━━━ Record set

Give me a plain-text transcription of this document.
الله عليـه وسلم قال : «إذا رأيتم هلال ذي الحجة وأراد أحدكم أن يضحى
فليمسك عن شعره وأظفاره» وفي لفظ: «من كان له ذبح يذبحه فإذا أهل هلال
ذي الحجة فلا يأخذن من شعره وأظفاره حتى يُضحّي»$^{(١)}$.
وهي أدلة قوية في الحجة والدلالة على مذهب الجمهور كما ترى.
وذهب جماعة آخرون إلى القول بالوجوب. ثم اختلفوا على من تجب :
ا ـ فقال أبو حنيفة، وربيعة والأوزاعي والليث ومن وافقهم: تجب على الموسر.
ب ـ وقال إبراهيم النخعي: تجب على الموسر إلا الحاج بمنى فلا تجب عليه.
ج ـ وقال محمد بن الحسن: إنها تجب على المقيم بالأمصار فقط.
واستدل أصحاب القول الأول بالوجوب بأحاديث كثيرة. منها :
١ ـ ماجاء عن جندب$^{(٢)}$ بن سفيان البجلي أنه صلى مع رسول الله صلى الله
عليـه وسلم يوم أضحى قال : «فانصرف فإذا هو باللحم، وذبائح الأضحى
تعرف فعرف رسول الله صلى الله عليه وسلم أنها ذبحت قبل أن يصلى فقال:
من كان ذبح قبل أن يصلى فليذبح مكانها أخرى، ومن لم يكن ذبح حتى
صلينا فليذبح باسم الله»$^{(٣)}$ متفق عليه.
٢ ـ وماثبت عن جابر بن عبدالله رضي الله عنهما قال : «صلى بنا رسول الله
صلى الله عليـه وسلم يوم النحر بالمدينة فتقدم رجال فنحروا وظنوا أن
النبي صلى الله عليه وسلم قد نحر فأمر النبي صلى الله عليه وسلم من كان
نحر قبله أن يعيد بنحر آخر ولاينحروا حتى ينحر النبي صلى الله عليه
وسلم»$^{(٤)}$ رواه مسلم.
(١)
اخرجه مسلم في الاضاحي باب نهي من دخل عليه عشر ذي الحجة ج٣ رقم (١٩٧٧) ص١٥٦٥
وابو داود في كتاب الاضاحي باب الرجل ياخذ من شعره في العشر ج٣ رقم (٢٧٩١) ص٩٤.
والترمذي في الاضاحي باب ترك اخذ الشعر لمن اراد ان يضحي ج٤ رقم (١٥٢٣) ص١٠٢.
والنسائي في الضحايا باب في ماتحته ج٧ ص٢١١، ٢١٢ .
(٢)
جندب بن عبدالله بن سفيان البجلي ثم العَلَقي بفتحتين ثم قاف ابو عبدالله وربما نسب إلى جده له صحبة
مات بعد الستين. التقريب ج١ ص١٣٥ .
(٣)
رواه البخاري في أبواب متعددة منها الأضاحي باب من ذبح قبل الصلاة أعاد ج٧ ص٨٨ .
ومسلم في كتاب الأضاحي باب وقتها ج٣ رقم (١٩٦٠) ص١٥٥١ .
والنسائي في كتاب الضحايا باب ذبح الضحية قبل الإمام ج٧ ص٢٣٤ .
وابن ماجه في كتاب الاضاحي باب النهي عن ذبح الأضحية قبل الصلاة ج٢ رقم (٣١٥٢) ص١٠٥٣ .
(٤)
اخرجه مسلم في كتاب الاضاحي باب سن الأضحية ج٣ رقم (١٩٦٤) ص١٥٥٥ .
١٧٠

━━━━━━

From the records above, pull out each line that has "الأضاحي".

* [Full solution]:
رواه البخاري في أبواب متعددة منها الأضاحي باب من ذبح قبل الصلاة أعاد ج٧ ص٨٨ .
ومسلم في كتاب الأضاحي باب وقتها ج٣ رقم (١٩٦٠) ص١٥٥١ .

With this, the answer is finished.